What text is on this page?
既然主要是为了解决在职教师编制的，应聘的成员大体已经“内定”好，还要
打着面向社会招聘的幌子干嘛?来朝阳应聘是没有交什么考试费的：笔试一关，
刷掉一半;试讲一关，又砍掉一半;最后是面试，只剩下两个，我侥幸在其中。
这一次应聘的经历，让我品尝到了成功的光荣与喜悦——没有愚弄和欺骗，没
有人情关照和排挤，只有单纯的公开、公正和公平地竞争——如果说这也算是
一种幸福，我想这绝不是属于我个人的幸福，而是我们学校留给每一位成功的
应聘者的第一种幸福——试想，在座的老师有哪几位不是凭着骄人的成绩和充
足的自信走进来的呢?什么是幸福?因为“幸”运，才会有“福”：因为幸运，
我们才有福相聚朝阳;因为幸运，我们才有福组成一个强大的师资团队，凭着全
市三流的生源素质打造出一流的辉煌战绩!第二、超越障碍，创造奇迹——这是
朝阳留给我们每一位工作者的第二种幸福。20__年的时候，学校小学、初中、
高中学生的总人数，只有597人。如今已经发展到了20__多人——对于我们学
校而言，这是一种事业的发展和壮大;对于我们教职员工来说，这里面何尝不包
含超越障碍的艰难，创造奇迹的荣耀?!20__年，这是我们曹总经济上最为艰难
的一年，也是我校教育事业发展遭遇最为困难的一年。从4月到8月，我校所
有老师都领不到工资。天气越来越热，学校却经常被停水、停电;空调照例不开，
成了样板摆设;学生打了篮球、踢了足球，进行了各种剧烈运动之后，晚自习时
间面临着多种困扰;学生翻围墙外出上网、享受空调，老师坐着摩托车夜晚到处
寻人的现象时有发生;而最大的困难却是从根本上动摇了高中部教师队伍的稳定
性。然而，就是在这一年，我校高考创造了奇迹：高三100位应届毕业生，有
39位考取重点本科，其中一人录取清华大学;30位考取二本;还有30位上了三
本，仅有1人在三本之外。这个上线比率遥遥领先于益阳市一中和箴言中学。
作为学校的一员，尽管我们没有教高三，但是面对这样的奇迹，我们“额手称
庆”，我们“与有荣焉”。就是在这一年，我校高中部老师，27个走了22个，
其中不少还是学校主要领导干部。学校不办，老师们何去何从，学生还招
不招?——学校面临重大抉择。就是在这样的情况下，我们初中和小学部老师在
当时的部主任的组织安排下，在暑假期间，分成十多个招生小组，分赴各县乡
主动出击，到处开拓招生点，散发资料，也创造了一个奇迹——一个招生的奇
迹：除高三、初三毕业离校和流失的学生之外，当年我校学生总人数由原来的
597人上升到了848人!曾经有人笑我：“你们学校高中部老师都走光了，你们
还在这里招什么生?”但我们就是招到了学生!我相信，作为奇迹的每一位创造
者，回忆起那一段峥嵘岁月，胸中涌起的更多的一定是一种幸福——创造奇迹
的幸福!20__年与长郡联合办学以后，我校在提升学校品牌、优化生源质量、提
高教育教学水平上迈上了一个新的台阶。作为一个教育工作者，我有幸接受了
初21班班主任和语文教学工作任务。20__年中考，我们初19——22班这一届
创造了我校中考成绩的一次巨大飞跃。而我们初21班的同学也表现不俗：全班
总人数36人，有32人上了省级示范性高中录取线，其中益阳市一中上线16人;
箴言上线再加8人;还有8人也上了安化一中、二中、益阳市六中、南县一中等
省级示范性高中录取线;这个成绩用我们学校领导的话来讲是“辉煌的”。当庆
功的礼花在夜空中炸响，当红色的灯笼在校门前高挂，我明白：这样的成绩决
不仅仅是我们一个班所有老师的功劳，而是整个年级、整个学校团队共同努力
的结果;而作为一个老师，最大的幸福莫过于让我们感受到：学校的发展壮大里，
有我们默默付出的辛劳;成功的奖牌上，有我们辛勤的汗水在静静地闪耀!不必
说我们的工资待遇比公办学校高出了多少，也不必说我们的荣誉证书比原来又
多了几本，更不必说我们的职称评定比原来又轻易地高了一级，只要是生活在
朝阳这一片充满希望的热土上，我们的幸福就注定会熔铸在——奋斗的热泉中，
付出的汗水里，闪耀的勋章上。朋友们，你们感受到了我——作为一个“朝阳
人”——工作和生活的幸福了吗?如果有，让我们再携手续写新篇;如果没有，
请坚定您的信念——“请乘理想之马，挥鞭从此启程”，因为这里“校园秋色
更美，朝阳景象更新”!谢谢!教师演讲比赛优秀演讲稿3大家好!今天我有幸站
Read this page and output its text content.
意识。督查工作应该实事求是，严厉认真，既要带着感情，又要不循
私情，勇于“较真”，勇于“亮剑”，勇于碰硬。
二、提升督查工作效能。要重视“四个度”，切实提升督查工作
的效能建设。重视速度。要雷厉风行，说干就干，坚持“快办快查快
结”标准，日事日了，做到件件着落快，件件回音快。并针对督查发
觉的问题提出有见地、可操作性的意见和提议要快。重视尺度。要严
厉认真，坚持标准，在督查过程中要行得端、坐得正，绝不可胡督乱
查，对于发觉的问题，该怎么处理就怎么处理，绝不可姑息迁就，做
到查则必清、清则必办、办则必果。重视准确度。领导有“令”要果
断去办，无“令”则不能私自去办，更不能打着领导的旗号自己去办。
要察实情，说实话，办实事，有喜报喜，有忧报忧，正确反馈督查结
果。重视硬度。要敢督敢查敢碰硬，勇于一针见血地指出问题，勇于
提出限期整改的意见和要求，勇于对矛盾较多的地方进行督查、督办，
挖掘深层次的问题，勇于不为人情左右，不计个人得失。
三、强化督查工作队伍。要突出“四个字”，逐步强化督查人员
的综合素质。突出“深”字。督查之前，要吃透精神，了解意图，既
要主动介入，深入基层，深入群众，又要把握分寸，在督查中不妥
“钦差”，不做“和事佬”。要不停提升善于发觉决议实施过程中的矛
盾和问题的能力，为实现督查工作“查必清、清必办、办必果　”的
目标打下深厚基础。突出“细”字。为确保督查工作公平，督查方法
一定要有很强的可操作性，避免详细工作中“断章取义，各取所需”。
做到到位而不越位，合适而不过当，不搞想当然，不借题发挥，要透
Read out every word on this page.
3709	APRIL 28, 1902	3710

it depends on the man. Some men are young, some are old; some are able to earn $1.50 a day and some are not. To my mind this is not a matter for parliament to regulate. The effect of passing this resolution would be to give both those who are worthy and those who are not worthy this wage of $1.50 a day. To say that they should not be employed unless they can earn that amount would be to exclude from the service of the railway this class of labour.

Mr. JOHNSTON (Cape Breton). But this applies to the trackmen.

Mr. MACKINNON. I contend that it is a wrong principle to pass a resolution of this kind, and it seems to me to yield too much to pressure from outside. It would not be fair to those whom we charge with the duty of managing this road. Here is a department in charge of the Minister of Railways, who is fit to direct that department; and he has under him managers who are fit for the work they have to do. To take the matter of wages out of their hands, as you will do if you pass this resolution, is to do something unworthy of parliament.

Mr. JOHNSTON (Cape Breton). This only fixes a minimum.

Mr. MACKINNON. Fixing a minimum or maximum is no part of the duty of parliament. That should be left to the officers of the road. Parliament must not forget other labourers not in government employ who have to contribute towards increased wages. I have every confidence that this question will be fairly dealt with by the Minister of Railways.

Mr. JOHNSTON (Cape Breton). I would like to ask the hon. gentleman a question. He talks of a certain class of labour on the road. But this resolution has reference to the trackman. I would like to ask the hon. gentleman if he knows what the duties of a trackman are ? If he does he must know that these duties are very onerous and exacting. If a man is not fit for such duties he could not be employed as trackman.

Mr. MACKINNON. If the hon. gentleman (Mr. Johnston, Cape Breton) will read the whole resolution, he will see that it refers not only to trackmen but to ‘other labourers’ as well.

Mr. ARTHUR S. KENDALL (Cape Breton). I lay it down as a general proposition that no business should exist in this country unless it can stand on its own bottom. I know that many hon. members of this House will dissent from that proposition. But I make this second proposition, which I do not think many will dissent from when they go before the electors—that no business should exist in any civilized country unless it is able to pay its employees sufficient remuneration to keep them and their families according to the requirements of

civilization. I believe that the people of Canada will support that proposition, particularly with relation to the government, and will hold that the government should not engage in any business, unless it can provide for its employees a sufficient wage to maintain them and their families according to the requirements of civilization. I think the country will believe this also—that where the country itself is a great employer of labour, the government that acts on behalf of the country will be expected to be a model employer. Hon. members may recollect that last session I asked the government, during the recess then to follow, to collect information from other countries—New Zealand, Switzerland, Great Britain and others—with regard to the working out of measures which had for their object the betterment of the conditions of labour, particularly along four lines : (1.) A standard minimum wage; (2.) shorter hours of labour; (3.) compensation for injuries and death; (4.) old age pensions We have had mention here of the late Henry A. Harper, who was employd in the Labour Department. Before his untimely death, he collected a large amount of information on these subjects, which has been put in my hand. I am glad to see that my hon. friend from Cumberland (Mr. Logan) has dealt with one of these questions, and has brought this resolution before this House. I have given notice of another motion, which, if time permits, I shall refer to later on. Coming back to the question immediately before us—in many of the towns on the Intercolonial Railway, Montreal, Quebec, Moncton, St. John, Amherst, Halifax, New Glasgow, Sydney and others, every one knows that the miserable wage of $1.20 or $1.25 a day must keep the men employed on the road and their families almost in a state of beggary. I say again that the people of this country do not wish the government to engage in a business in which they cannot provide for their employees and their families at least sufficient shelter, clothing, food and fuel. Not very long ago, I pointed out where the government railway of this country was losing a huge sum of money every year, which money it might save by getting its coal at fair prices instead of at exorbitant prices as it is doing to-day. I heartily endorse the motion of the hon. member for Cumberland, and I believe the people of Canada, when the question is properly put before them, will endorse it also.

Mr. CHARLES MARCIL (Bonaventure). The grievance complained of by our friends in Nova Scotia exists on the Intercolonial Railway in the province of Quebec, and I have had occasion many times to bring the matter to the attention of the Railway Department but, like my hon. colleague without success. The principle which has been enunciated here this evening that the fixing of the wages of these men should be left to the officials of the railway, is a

──────────────────────────────

What this task involves: Check each line of the records for the word "trackmen" and extract those that contain it.

Response to this task:
Mr. JOHNSTON (Cape Breton). But this applies to the trackmen.
Mr. MACKINNON. If the hon. gentleman (Mr. Johnston, Cape Breton) will read the whole resolution, he will see that it refers not only to trackmen but to ‘other labourers’ as well.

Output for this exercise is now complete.